__Exercise goal__:
What follows is a block of records; reproduce all of it verbatim.
* * * * * * * * *
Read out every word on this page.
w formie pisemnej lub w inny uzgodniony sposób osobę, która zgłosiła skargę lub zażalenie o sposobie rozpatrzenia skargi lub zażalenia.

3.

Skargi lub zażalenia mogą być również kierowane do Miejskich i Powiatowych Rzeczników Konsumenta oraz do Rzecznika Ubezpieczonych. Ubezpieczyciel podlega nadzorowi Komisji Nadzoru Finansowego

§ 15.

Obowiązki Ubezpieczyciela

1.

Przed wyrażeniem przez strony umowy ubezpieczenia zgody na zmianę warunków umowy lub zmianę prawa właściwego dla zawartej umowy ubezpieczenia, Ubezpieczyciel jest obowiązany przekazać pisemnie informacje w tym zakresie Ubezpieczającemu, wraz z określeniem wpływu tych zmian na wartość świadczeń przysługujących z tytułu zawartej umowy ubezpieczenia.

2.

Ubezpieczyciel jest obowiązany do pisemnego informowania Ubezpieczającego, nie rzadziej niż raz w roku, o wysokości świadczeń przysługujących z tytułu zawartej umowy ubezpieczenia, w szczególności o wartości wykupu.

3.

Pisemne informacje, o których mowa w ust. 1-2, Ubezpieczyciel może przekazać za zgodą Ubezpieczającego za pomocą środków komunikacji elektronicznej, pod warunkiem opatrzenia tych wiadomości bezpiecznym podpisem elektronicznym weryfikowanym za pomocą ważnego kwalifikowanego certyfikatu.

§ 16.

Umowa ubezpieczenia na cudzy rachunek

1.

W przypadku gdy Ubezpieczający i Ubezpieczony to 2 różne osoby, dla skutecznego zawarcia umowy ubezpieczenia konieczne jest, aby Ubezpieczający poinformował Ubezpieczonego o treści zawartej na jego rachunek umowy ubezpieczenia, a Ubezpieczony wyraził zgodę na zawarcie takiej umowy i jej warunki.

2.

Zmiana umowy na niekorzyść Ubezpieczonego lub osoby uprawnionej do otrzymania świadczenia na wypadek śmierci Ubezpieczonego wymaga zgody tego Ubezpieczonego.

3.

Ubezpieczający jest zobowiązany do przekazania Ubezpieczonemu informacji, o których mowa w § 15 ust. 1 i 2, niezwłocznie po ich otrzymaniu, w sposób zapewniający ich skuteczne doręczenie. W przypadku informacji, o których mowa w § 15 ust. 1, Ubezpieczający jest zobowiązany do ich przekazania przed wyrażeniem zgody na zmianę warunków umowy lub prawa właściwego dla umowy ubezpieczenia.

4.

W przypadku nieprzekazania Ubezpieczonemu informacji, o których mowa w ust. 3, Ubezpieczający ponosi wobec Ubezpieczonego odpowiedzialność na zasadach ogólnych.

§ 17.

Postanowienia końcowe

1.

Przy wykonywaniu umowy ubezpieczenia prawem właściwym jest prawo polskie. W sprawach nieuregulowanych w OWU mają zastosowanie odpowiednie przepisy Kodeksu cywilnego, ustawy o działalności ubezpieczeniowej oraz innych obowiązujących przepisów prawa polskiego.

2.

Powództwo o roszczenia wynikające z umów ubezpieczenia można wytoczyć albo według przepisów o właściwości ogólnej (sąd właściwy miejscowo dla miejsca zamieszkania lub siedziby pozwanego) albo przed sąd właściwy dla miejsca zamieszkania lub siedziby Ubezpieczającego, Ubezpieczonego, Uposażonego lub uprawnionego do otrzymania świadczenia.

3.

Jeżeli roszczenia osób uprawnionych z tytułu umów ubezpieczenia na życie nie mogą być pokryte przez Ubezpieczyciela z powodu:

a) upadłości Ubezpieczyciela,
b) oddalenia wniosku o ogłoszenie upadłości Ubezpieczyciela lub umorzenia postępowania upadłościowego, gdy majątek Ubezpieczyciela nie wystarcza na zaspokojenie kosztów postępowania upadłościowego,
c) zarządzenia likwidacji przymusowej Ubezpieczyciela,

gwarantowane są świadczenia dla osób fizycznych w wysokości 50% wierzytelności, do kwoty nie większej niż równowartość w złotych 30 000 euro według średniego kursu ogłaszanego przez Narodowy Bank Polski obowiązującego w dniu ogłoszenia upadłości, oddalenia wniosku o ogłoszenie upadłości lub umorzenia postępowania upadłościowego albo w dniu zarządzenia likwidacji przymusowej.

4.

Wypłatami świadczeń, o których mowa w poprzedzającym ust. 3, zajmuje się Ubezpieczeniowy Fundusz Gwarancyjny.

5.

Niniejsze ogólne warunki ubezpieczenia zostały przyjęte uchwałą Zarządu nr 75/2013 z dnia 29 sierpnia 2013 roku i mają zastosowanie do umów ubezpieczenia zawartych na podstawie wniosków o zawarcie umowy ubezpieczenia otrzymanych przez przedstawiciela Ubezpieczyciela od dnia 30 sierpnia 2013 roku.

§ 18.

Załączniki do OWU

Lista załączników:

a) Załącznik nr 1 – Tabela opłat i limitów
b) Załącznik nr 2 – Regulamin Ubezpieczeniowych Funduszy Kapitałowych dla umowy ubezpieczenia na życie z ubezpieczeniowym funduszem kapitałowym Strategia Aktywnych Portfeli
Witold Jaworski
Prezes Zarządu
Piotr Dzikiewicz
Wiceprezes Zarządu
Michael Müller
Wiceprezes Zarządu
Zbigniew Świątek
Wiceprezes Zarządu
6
* * * * * * * * *
__Result below__:
Read out every word on this page.
w formie pisemnej lub w inny uzgodniony sposób osobę, która zgłosiła skargę lub zażalenie o sposobie rozpatrzenia skargi lub zażalenia.

3.

Skargi lub zażalenia mogą być również kierowane do Miejskich i Powiatowych Rzeczników Konsumenta oraz do Rzecznika Ubezpieczonych. Ubezpieczyciel podlega nadzorowi Komisji Nadzoru Finansowego

§ 15.

Obowiązki Ubezpieczyciela

1.

Przed wyrażeniem przez strony umowy ubezpieczenia zgody na zmianę warunków umowy lub zmianę prawa właściwego dla zawartej umowy ubezpieczenia, Ubezpieczyciel jest obowiązany przekazać pisemnie informacje w tym zakresie Ubezpieczającemu, wraz z określeniem wpływu tych zmian na wartość świadczeń przysługujących z tytułu zawartej umowy ubezpieczenia.

2.

Ubezpieczyciel jest obowiązany do pisemnego informowania Ubezpieczającego, nie rzadziej niż raz w roku, o wysokości świadczeń przysługujących z tytułu zawartej umowy ubezpieczenia, w szczególności o wartości wykupu.

3.

Pisemne informacje, o których mowa w ust. 1-2, Ubezpieczyciel może przekazać za zgodą Ubezpieczającego za pomocą środków komunikacji elektronicznej, pod warunkiem opatrzenia tych wiadomości bezpiecznym podpisem elektronicznym weryfikowanym za pomocą ważnego kwalifikowanego certyfikatu.

§ 16.

Umowa ubezpieczenia na cudzy rachunek

1.

W przypadku gdy Ubezpieczający i Ubezpieczony to 2 różne osoby, dla skutecznego zawarcia umowy ubezpieczenia konieczne jest, aby Ubezpieczający poinformował Ubezpieczonego o treści zawartej na jego rachunek umowy ubezpieczenia, a Ubezpieczony wyraził zgodę na zawarcie takiej umowy i jej warunki.

2.

Zmiana umowy na niekorzyść Ubezpieczonego lub osoby uprawnionej do otrzymania świadczenia na wypadek śmierci Ubezpieczonego wymaga zgody tego Ubezpieczonego.

3.

Ubezpieczający jest zobowiązany do przekazania Ubezpieczonemu informacji, o których mowa w § 15 ust. 1 i 2, niezwłocznie po ich otrzymaniu, w sposób zapewniający ich skuteczne doręczenie. W przypadku informacji, o których mowa w § 15 ust. 1, Ubezpieczający jest zobowiązany do ich przekazania przed wyrażeniem zgody na zmianę warunków umowy lub prawa właściwego dla umowy ubezpieczenia.

4.

W przypadku nieprzekazania Ubezpieczonemu informacji, o których mowa w ust. 3, Ubezpieczający ponosi wobec Ubezpieczonego odpowiedzialność na zasadach ogólnych.

§ 17.

Postanowienia końcowe

1.

Przy wykonywaniu umowy ubezpieczenia prawem właściwym jest prawo polskie. W sprawach nieuregulowanych w OWU mają zastosowanie odpowiednie przepisy Kodeksu cywilnego, ustawy o działalności ubezpieczeniowej oraz innych obowiązujących przepisów prawa polskiego.

2.

Powództwo o roszczenia wynikające z umów ubezpieczenia można wytoczyć albo według przepisów o właściwości ogólnej (sąd właściwy miejscowo dla miejsca zamieszkania lub siedziby pozwanego) albo przed sąd właściwy dla miejsca zamieszkania lub siedziby Ubezpieczającego, Ubezpieczonego, Uposażonego lub uprawnionego do otrzymania świadczenia.

3.

Jeżeli roszczenia osób uprawnionych z tytułu umów ubezpieczenia na życie nie mogą być pokryte przez Ubezpieczyciela z powodu:

a) upadłości Ubezpieczyciela,
b) oddalenia wniosku o ogłoszenie upadłości Ubezpieczyciela lub umorzenia postępowania upadłościowego, gdy majątek Ubezpieczyciela nie wystarcza na zaspokojenie kosztów postępowania upadłościowego,
c) zarządzenia likwidacji przymusowej Ubezpieczyciela,

gwarantowane są świadczenia dla osób fizycznych w wysokości 50% wierzytelności, do kwoty nie większej niż równowartość w złotych 30 000 euro według średniego kursu ogłaszanego przez Narodowy Bank Polski obowiązującego w dniu ogłoszenia upadłości, oddalenia wniosku o ogłoszenie upadłości lub umorzenia postępowania upadłościowego albo w dniu zarządzenia likwidacji przymusowej.

4.

Wypłatami świadczeń, o których mowa w poprzedzającym ust. 3, zajmuje się Ubezpieczeniowy Fundusz Gwarancyjny.

5.

Niniejsze ogólne warunki ubezpieczenia zostały przyjęte uchwałą Zarządu nr 75/2013 z dnia 29 sierpnia 2013 roku i mają zastosowanie do umów ubezpieczenia zawartych na podstawie wniosków o zawarcie umowy ubezpieczenia otrzymanych przez przedstawiciela Ubezpieczyciela od dnia 30 sierpnia 2013 roku.

§ 18.

Załączniki do OWU

Lista załączników:

a) Załącznik nr 1 – Tabela opłat i limitów
b) Załącznik nr 2 – Regulamin Ubezpieczeniowych Funduszy Kapitałowych dla umowy ubezpieczenia na życie z ubezpieczeniowym funduszem kapitałowym Strategia Aktywnych Portfeli
Witold Jaworski
Prezes Zarządu
Piotr Dzikiewicz
Wiceprezes Zarządu
Michael Müller
Wiceprezes Zarządu
Zbigniew Świątek
Wiceprezes Zarządu
6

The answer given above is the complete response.